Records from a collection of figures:

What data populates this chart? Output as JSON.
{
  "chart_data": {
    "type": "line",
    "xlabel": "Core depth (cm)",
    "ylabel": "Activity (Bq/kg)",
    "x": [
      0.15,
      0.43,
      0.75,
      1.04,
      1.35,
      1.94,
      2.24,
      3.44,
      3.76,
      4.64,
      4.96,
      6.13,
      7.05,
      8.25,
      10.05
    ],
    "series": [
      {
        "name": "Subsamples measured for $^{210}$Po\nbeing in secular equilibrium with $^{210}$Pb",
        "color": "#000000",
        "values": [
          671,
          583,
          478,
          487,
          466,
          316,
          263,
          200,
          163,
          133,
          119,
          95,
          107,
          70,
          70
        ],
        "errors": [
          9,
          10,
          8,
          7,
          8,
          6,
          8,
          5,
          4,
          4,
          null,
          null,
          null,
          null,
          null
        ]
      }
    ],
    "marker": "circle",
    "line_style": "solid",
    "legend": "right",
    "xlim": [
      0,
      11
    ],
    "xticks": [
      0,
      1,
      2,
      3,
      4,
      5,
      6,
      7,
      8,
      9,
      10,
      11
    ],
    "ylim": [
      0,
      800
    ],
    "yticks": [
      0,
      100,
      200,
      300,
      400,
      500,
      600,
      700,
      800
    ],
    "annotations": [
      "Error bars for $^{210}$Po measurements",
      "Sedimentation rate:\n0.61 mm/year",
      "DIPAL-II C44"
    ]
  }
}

Short task :: Copy out each record, keeping every word as it is.

Solution for this task ::
What data populates this chart? Output as JSON.
{
  "chart_data": {
    "type": "line",
    "xlabel": "Core depth (cm)",
    "ylabel": "Activity (Bq/kg)",
    "x": [
      0.15,
      0.43,
      0.75,
      1.04,
      1.35,
      1.94,
      2.24,
      3.44,
      3.76,
      4.64,
      4.96,
      6.13,
      7.05,
      8.25,
      10.05
    ],
    "series": [
      {
        "name": "Subsamples measured for $^{210}$Po\nbeing in secular equilibrium with $^{210}$Pb",
        "color": "#000000",
        "values": [
          671,
          583,
          478,
          487,
          466,
          316,
          263,
          200,
          163,
          133,
          119,
          95,
          107,
          70,
          70
        ],
        "errors": [
          9,
          10,
          8,
          7,
          8,
          6,
          8,
          5,
          4,
          4,
          null,
          null,
          null,
          null,
          null
        ]
      }
    ],
    "marker": "circle",
    "line_style": "solid",
    "legend": "right",
    "xlim": [
      0,
      11
    ],
    "xticks": [
      0,
      1,
      2,
      3,
      4,
      5,
      6,
      7,
      8,
      9,
      10,
      11
    ],
    "ylim": [
      0,
      800
    ],
    "yticks": [
      0,
      100,
      200,
      300,
      400,
      500,
      600,
      700,
      800
    ],
    "annotations": [
      "Error bars for $^{210}$Po measurements",
      "Sedimentation rate:\n0.61 mm/year",
      "DIPAL-II C44"
    ]
  }
}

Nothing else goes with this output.